Records from a data source:
------------------------------------------------
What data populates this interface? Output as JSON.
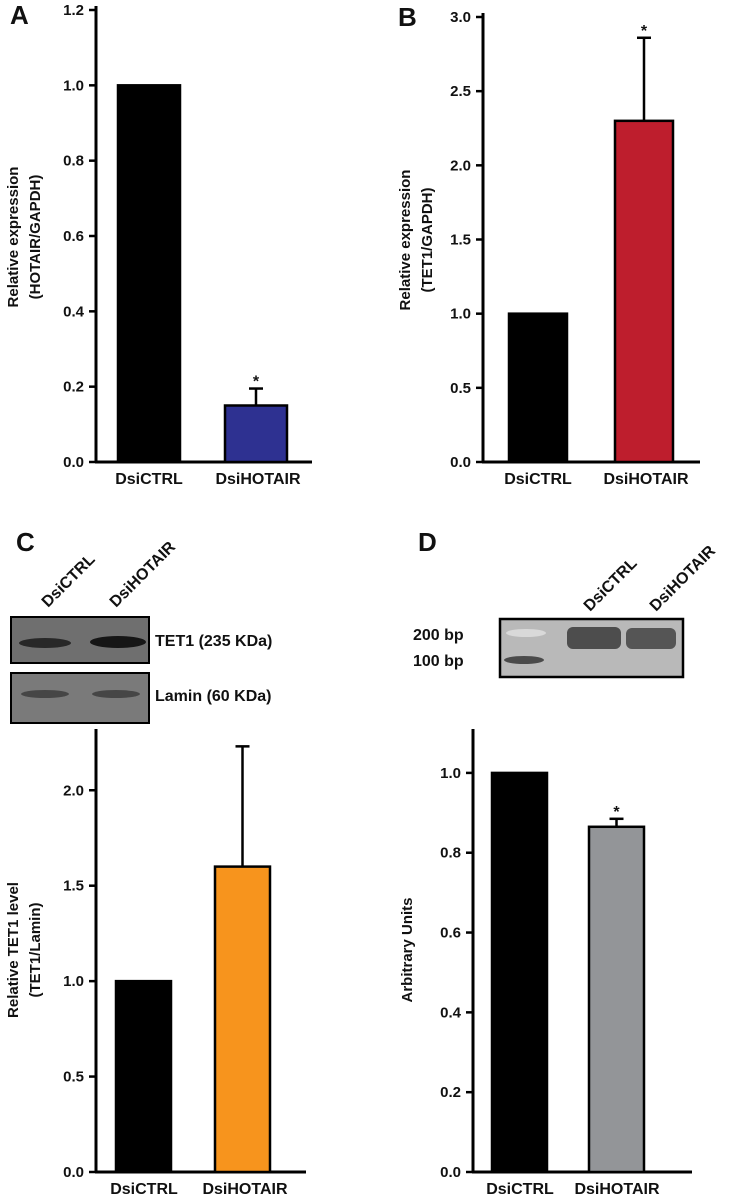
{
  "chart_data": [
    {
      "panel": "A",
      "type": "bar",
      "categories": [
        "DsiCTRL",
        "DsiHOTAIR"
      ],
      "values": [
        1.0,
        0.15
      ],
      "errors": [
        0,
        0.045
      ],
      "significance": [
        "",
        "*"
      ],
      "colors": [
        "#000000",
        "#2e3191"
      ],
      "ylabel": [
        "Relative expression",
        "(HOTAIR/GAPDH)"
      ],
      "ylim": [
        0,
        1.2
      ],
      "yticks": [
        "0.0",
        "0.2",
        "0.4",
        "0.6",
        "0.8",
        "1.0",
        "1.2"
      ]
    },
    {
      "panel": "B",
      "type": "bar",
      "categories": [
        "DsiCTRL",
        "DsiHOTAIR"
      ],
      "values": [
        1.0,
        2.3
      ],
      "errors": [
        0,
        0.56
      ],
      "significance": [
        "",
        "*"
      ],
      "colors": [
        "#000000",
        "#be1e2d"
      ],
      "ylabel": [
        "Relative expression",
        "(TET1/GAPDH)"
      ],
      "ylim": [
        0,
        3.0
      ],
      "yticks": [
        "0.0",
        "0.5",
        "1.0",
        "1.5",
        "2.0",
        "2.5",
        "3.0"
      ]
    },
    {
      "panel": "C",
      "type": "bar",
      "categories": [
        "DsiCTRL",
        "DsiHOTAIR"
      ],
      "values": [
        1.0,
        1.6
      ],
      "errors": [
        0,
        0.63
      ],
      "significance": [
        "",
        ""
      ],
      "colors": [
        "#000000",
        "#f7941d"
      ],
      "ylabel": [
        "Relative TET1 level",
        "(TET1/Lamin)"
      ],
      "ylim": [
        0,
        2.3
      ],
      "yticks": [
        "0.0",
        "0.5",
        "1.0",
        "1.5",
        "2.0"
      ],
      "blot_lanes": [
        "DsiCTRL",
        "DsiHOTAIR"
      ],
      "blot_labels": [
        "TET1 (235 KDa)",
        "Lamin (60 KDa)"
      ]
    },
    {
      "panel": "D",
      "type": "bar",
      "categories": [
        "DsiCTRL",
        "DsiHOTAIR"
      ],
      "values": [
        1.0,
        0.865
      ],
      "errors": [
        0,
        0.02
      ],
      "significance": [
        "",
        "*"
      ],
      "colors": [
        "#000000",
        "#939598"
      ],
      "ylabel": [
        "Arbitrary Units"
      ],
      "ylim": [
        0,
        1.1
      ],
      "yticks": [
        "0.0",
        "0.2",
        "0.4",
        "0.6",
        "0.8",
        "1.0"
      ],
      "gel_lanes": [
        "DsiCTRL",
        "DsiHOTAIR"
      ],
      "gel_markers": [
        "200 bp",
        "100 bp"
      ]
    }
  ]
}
------------------------------------------------
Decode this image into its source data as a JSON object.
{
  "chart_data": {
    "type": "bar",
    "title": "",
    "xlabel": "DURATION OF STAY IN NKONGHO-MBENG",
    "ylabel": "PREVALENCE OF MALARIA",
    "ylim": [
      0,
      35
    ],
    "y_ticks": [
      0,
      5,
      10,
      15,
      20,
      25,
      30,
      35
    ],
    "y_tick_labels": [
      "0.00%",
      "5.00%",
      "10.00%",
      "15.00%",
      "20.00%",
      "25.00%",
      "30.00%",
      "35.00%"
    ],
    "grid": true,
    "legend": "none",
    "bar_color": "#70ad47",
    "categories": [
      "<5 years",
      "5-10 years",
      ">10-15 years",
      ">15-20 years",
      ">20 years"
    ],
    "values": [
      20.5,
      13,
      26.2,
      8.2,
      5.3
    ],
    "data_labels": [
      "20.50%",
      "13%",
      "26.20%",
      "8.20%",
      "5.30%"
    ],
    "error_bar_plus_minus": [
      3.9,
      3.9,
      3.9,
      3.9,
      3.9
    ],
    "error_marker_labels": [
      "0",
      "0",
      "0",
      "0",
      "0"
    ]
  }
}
------------------------------------------------
**Work to do**: Pull out each line of the records holding the string "this".

**Result**:
What data populates this interface? Output as JSON.
Decode this image into its source data as a JSON object.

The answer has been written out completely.